[start]

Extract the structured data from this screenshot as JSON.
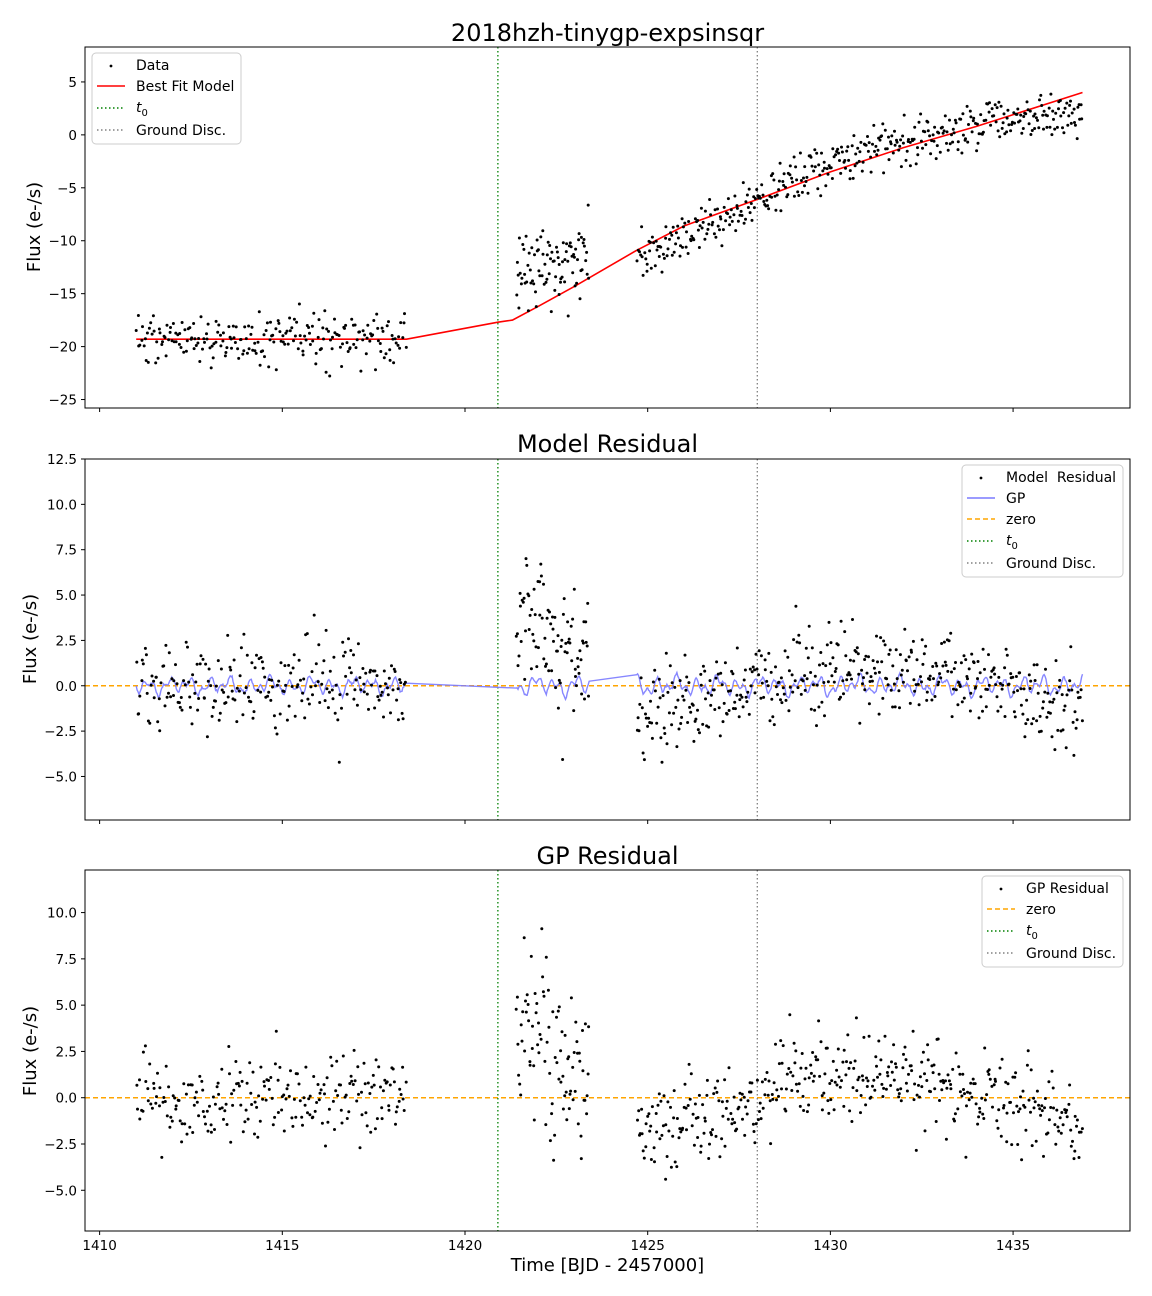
{
  "figure": {
    "xlabel": "Time [BJD - 2457000]"
  },
  "colors": {
    "data": "#000000",
    "model": "#ff0000",
    "gp": "#7a7aff",
    "zero": "#ffa500",
    "t0": "#008000",
    "ground": "#808080"
  },
  "chart_data": [
    {
      "type": "scatter",
      "title": "2018hzh-tinygp-expsinsqr",
      "xlabel": "",
      "ylabel": "Flux (e-/s)",
      "xlim": [
        1409.6,
        1438.2
      ],
      "ylim": [
        -25.8,
        8.3
      ],
      "yticks": [
        -25,
        -20,
        -15,
        -10,
        -5,
        0,
        5
      ],
      "xticks": [
        1410,
        1415,
        1420,
        1425,
        1430,
        1435
      ],
      "show_xticklabels": false,
      "vlines": {
        "t0": 1420.9,
        "ground": 1428.0
      },
      "legend": {
        "position": "top-left",
        "entries": [
          "Data",
          "Best Fit Model",
          "t0",
          "Ground Disc."
        ]
      },
      "series": [
        {
          "name": "Data",
          "kind": "points",
          "segments": [
            {
              "x0": 1411.0,
              "x1": 1418.4,
              "base": [
                [
                  1411.0,
                  -19.3
                ],
                [
                  1418.4,
                  -19.3
                ]
              ],
              "sd": 1.2,
              "n": 230
            },
            {
              "x0": 1421.4,
              "x1": 1423.4,
              "base": [
                [
                  1421.4,
                  -13.0
                ],
                [
                  1422.2,
                  -12.5
                ],
                [
                  1423.0,
                  -12.0
                ],
                [
                  1423.4,
                  -11.0
                ]
              ],
              "sd": 2.2,
              "n": 90
            },
            {
              "x0": 1424.7,
              "x1": 1436.9,
              "base": [
                [
                  1424.7,
                  -12.0
                ],
                [
                  1425.5,
                  -10.5
                ],
                [
                  1427.0,
                  -8.0
                ],
                [
                  1428.0,
                  -6.2
                ],
                [
                  1429.5,
                  -3.5
                ],
                [
                  1431.0,
                  -1.5
                ],
                [
                  1433.0,
                  0.2
                ],
                [
                  1434.8,
                  1.5
                ],
                [
                  1436.9,
                  1.8
                ]
              ],
              "sd": 1.1,
              "n": 430
            }
          ]
        },
        {
          "name": "Best Fit Model",
          "kind": "line",
          "points": [
            [
              1411.0,
              -19.3
            ],
            [
              1418.4,
              -19.3
            ],
            [
              1420.9,
              -17.7
            ],
            [
              1421.3,
              -17.5
            ],
            [
              1422.0,
              -16.2
            ],
            [
              1423.0,
              -14.3
            ],
            [
              1424.7,
              -10.9
            ],
            [
              1426.0,
              -8.6
            ],
            [
              1428.0,
              -6.1
            ],
            [
              1430.0,
              -3.5
            ],
            [
              1432.0,
              -1.2
            ],
            [
              1434.0,
              0.8
            ],
            [
              1436.9,
              4.0
            ]
          ]
        }
      ]
    },
    {
      "type": "scatter",
      "title": "Model Residual",
      "xlabel": "",
      "ylabel": "Flux (e-/s)",
      "xlim": [
        1409.6,
        1438.2
      ],
      "ylim": [
        -7.4,
        12.5
      ],
      "yticks": [
        -5.0,
        -2.5,
        0.0,
        2.5,
        5.0,
        7.5,
        10.0,
        12.5
      ],
      "xticks": [
        1410,
        1415,
        1420,
        1425,
        1430,
        1435
      ],
      "show_xticklabels": false,
      "hline": 0,
      "vlines": {
        "t0": 1420.9,
        "ground": 1428.0
      },
      "legend": {
        "position": "top-right",
        "entries": [
          "Model  Residual",
          "GP",
          "zero",
          "t0",
          "Ground Disc."
        ]
      },
      "series": [
        {
          "name": "Model  Residual",
          "kind": "points",
          "segments": [
            {
              "x0": 1411.0,
              "x1": 1418.4,
              "base": [
                [
                  1411.0,
                  0.1
                ],
                [
                  1418.4,
                  0.1
                ]
              ],
              "sd": 1.2,
              "n": 230
            },
            {
              "x0": 1421.4,
              "x1": 1423.4,
              "base": [
                [
                  1421.4,
                  3.0
                ],
                [
                  1422.0,
                  4.0
                ],
                [
                  1422.6,
                  2.0
                ],
                [
                  1423.0,
                  2.0
                ],
                [
                  1423.4,
                  1.0
                ]
              ],
              "sd": 2.0,
              "n": 90
            },
            {
              "x0": 1424.7,
              "x1": 1436.9,
              "base": [
                [
                  1424.7,
                  -1.8
                ],
                [
                  1426.0,
                  -1.2
                ],
                [
                  1427.5,
                  -0.5
                ],
                [
                  1429.0,
                  0.6
                ],
                [
                  1430.5,
                  1.0
                ],
                [
                  1432.5,
                  0.8
                ],
                [
                  1434.5,
                  0.0
                ],
                [
                  1436.9,
                  -1.6
                ]
              ],
              "sd": 1.2,
              "n": 430
            }
          ]
        },
        {
          "name": "GP",
          "kind": "wiggle",
          "segments": [
            {
              "x0": 1411.0,
              "x1": 1418.4,
              "amp": 0.45
            },
            {
              "x0": 1421.4,
              "x1": 1423.4,
              "amp": 0.5
            },
            {
              "x0": 1424.7,
              "x1": 1436.9,
              "amp": 0.5
            }
          ]
        },
        {
          "name": "zero",
          "kind": "hline",
          "y": 0
        }
      ]
    },
    {
      "type": "scatter",
      "title": "GP Residual",
      "xlabel": "Time [BJD - 2457000]",
      "ylabel": "Flux (e-/s)",
      "xlim": [
        1409.6,
        1438.2
      ],
      "ylim": [
        -7.2,
        12.3
      ],
      "yticks": [
        -5.0,
        -2.5,
        0.0,
        2.5,
        5.0,
        7.5,
        10.0
      ],
      "xticks": [
        1410,
        1415,
        1420,
        1425,
        1430,
        1435
      ],
      "xticklabels": [
        "1410",
        "1415",
        "1420",
        "1425",
        "1430",
        "1435"
      ],
      "show_xticklabels": true,
      "hline": 0,
      "vlines": {
        "t0": 1420.9,
        "ground": 1428.0
      },
      "legend": {
        "position": "top-right",
        "entries": [
          "GP Residual",
          "zero",
          "t0",
          "Ground Disc."
        ]
      },
      "series": [
        {
          "name": "GP Residual",
          "kind": "points",
          "segments": [
            {
              "x0": 1411.0,
              "x1": 1418.4,
              "base": [
                [
                  1411.0,
                  0.0
                ],
                [
                  1418.4,
                  0.0
                ]
              ],
              "sd": 1.2,
              "n": 230
            },
            {
              "x0": 1421.4,
              "x1": 1423.4,
              "base": [
                [
                  1421.4,
                  3.0
                ],
                [
                  1422.0,
                  3.8
                ],
                [
                  1422.6,
                  2.0
                ],
                [
                  1423.0,
                  2.0
                ],
                [
                  1423.4,
                  1.0
                ]
              ],
              "sd": 2.0,
              "n": 90
            },
            {
              "x0": 1424.7,
              "x1": 1436.9,
              "base": [
                [
                  1424.7,
                  -1.8
                ],
                [
                  1426.0,
                  -1.2
                ],
                [
                  1427.5,
                  -0.5
                ],
                [
                  1429.0,
                  0.6
                ],
                [
                  1430.5,
                  1.0
                ],
                [
                  1432.5,
                  0.8
                ],
                [
                  1434.5,
                  0.0
                ],
                [
                  1436.9,
                  -1.6
                ]
              ],
              "sd": 1.25,
              "n": 430
            }
          ]
        },
        {
          "name": "zero",
          "kind": "hline",
          "y": 0
        }
      ]
    }
  ]
}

[end]

PROMPT ::
Retype each record exactly as it stands, but do not include the pictures.

EXERCISE SOLUTION ::
Extract the structured data from this screenshot as JSON.
{
  "figure": {
    "xlabel": "Time [BJD - 2457000]"
  },
  "colors": {
    "data": "#000000",
    "model": "#ff0000",
    "gp": "#7a7aff",
    "zero": "#ffa500",
    "t0": "#008000",
    "ground": "#808080"
  },
  "chart_data": [
    {
      "type": "scatter",
      "title": "2018hzh-tinygp-expsinsqr",
      "xlabel": "",
      "ylabel": "Flux (e-/s)",
      "xlim": [
        1409.6,
        1438.2
      ],
      "ylim": [
        -25.8,
        8.3
      ],
      "yticks": [
        -25,
        -20,
        -15,
        -10,
        -5,
        0,
        5
      ],
      "xticks": [
        1410,
        1415,
        1420,
        1425,
        1430,
        1435
      ],
      "show_xticklabels": false,
      "vlines": {
        "t0": 1420.9,
        "ground": 1428.0
      },
      "legend": {
        "position": "top-left",
        "entries": [
          "Data",
          "Best Fit Model",
          "t0",
          "Ground Disc."
        ]
      },
      "series": [
        {
          "name": "Data",
          "kind": "points",
          "segments": [
            {
              "x0": 1411.0,
              "x1": 1418.4,
              "base": [
                [
                  1411.0,
                  -19.3
                ],
                [
                  1418.4,
                  -19.3
                ]
              ],
              "sd": 1.2,
              "n": 230
            },
            {
              "x0": 1421.4,
              "x1": 1423.4,
              "base": [
                [
                  1421.4,
                  -13.0
                ],
                [
                  1422.2,
                  -12.5
                ],
                [
                  1423.0,
                  -12.0
                ],
                [
                  1423.4,
                  -11.0
                ]
              ],
              "sd": 2.2,
              "n": 90
            },
            {
              "x0": 1424.7,
              "x1": 1436.9,
              "base": [
                [
                  1424.7,
                  -12.0
                ],
                [
                  1425.5,
                  -10.5
                ],
                [
                  1427.0,
                  -8.0
                ],
                [
                  1428.0,
                  -6.2
                ],
                [
                  1429.5,
                  -3.5
                ],
                [
                  1431.0,
                  -1.5
                ],
                [
                  1433.0,
                  0.2
                ],
                [
                  1434.8,
                  1.5
                ],
                [
                  1436.9,
                  1.8
                ]
              ],
              "sd": 1.1,
              "n": 430
            }
          ]
        },
        {
          "name": "Best Fit Model",
          "kind": "line",
          "points": [
            [
              1411.0,
              -19.3
            ],
            [
              1418.4,
              -19.3
            ],
            [
              1420.9,
              -17.7
            ],
            [
              1421.3,
              -17.5
            ],
            [
              1422.0,
              -16.2
            ],
            [
              1423.0,
              -14.3
            ],
            [
              1424.7,
              -10.9
            ],
            [
              1426.0,
              -8.6
            ],
            [
              1428.0,
              -6.1
            ],
            [
              1430.0,
              -3.5
            ],
            [
              1432.0,
              -1.2
            ],
            [
              1434.0,
              0.8
            ],
            [
              1436.9,
              4.0
            ]
          ]
        }
      ]
    },
    {
      "type": "scatter",
      "title": "Model Residual",
      "xlabel": "",
      "ylabel": "Flux (e-/s)",
      "xlim": [
        1409.6,
        1438.2
      ],
      "ylim": [
        -7.4,
        12.5
      ],
      "yticks": [
        -5.0,
        -2.5,
        0.0,
        2.5,
        5.0,
        7.5,
        10.0,
        12.5
      ],
      "xticks": [
        1410,
        1415,
        1420,
        1425,
        1430,
        1435
      ],
      "show_xticklabels": false,
      "hline": 0,
      "vlines": {
        "t0": 1420.9,
        "ground": 1428.0
      },
      "legend": {
        "position": "top-right",
        "entries": [
          "Model  Residual",
          "GP",
          "zero",
          "t0",
          "Ground Disc."
        ]
      },
      "series": [
        {
          "name": "Model  Residual",
          "kind": "points",
          "segments": [
            {
              "x0": 1411.0,
              "x1": 1418.4,
              "base": [
                [
                  1411.0,
                  0.1
                ],
                [
                  1418.4,
                  0.1
                ]
              ],
              "sd": 1.2,
              "n": 230
            },
            {
              "x0": 1421.4,
              "x1": 1423.4,
              "base": [
                [
                  1421.4,
                  3.0
                ],
                [
                  1422.0,
                  4.0
                ],
                [
                  1422.6,
                  2.0
                ],
                [
                  1423.0,
                  2.0
                ],
                [
                  1423.4,
                  1.0
                ]
              ],
              "sd": 2.0,
              "n": 90
            },
            {
              "x0": 1424.7,
              "x1": 1436.9,
              "base": [
                [
                  1424.7,
                  -1.8
                ],
                [
                  1426.0,
                  -1.2
                ],
                [
                  1427.5,
                  -0.5
                ],
                [
                  1429.0,
                  0.6
                ],
                [
                  1430.5,
                  1.0
                ],
                [
                  1432.5,
                  0.8
                ],
                [
                  1434.5,
                  0.0
                ],
                [
                  1436.9,
                  -1.6
                ]
              ],
              "sd": 1.2,
              "n": 430
            }
          ]
        },
        {
          "name": "GP",
          "kind": "wiggle",
          "segments": [
            {
              "x0": 1411.0,
              "x1": 1418.4,
              "amp": 0.45
            },
            {
              "x0": 1421.4,
              "x1": 1423.4,
              "amp": 0.5
            },
            {
              "x0": 1424.7,
              "x1": 1436.9,
              "amp": 0.5
            }
          ]
        },
        {
          "name": "zero",
          "kind": "hline",
          "y": 0
        }
      ]
    },
    {
      "type": "scatter",
      "title": "GP Residual",
      "xlabel": "Time [BJD - 2457000]",
      "ylabel": "Flux (e-/s)",
      "xlim": [
        1409.6,
        1438.2
      ],
      "ylim": [
        -7.2,
        12.3
      ],
      "yticks": [
        -5.0,
        -2.5,
        0.0,
        2.5,
        5.0,
        7.5,
        10.0
      ],
      "xticks": [
        1410,
        1415,
        1420,
        1425,
        1430,
        1435
      ],
      "xticklabels": [
        "1410",
        "1415",
        "1420",
        "1425",
        "1430",
        "1435"
      ],
      "show_xticklabels": true,
      "hline": 0,
      "vlines": {
        "t0": 1420.9,
        "ground": 1428.0
      },
      "legend": {
        "position": "top-right",
        "entries": [
          "GP Residual",
          "zero",
          "t0",
          "Ground Disc."
        ]
      },
      "series": [
        {
          "name": "GP Residual",
          "kind": "points",
          "segments": [
            {
              "x0": 1411.0,
              "x1": 1418.4,
              "base": [
                [
                  1411.0,
                  0.0
                ],
                [
                  1418.4,
                  0.0
                ]
              ],
              "sd": 1.2,
              "n": 230
            },
            {
              "x0": 1421.4,
              "x1": 1423.4,
              "base": [
                [
                  1421.4,
                  3.0
                ],
                [
                  1422.0,
                  3.8
                ],
                [
                  1422.6,
                  2.0
                ],
                [
                  1423.0,
                  2.0
                ],
                [
                  1423.4,
                  1.0
                ]
              ],
              "sd": 2.0,
              "n": 90
            },
            {
              "x0": 1424.7,
              "x1": 1436.9,
              "base": [
                [
                  1424.7,
                  -1.8
                ],
                [
                  1426.0,
                  -1.2
                ],
                [
                  1427.5,
                  -0.5
                ],
                [
                  1429.0,
                  0.6
                ],
                [
                  1430.5,
                  1.0
                ],
                [
                  1432.5,
                  0.8
                ],
                [
                  1434.5,
                  0.0
                ],
                [
                  1436.9,
                  -1.6
                ]
              ],
              "sd": 1.25,
              "n": 430
            }
          ]
        },
        {
          "name": "zero",
          "kind": "hline",
          "y": 0
        }
      ]
    }
  ]
}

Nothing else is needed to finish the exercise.